▶ _What the task asks_
Find the lines that contain the word "DEMO" and copy each one.

▶ _Exercise materials_

━━━━━━━━━━━━━━━━━━━━━━━━━━━━━━

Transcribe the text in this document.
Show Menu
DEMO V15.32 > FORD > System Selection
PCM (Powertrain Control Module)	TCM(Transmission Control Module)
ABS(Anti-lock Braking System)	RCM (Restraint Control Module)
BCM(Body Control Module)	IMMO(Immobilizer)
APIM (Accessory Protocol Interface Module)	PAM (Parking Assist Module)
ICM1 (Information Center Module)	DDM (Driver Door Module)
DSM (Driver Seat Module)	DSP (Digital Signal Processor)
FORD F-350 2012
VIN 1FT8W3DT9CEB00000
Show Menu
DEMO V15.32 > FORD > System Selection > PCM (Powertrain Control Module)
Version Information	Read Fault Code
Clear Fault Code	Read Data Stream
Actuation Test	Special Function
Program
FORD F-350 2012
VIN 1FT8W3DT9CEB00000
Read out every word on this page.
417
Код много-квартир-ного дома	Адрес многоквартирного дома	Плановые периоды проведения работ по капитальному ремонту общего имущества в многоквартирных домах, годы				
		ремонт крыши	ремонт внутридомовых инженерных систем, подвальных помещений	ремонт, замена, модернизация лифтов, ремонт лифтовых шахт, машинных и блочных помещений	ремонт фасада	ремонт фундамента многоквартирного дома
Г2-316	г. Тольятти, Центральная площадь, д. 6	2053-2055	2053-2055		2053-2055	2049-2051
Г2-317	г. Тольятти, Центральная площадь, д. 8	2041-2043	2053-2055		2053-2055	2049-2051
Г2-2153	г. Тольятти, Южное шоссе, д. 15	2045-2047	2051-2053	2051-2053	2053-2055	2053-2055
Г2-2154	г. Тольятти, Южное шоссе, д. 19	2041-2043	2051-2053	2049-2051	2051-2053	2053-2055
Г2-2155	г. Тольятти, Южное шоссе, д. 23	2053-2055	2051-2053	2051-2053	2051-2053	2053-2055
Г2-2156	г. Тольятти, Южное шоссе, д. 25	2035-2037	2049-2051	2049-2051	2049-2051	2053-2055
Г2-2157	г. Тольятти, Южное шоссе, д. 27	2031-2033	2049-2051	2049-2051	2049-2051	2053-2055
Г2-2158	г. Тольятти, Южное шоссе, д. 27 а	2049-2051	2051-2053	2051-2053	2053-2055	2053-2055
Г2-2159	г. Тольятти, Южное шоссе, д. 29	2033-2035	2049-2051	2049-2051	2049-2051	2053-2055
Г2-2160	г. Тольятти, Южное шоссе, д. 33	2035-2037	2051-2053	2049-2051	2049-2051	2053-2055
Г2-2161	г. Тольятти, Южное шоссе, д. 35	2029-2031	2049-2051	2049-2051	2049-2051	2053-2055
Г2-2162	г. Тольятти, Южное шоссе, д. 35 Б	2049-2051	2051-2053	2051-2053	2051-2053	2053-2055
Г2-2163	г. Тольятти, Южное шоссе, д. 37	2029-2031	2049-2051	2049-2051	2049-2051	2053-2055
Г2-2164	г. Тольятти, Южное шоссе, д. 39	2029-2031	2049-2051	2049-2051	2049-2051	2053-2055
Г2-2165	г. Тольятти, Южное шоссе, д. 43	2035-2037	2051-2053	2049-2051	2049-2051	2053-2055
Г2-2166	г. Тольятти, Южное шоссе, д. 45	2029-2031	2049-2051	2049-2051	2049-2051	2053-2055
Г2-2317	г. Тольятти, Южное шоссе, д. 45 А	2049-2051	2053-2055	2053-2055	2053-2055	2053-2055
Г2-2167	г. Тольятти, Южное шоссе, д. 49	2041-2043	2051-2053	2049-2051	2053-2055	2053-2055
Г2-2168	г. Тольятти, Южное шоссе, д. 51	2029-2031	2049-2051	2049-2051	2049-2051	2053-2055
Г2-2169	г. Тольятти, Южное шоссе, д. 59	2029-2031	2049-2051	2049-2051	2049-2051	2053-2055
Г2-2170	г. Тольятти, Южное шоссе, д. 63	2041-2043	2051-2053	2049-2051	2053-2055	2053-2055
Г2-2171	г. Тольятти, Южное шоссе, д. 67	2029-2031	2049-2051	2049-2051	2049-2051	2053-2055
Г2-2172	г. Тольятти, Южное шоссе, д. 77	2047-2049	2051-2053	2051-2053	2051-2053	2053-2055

━━━━━━━━━━━━━━━━━━━━━━━━━━━━━━

▶ _Task answer_
DEMO V15.32 > FORD > System Selection
DEMO V15.32 > FORD > System Selection > PCM (Powertrain Control Module)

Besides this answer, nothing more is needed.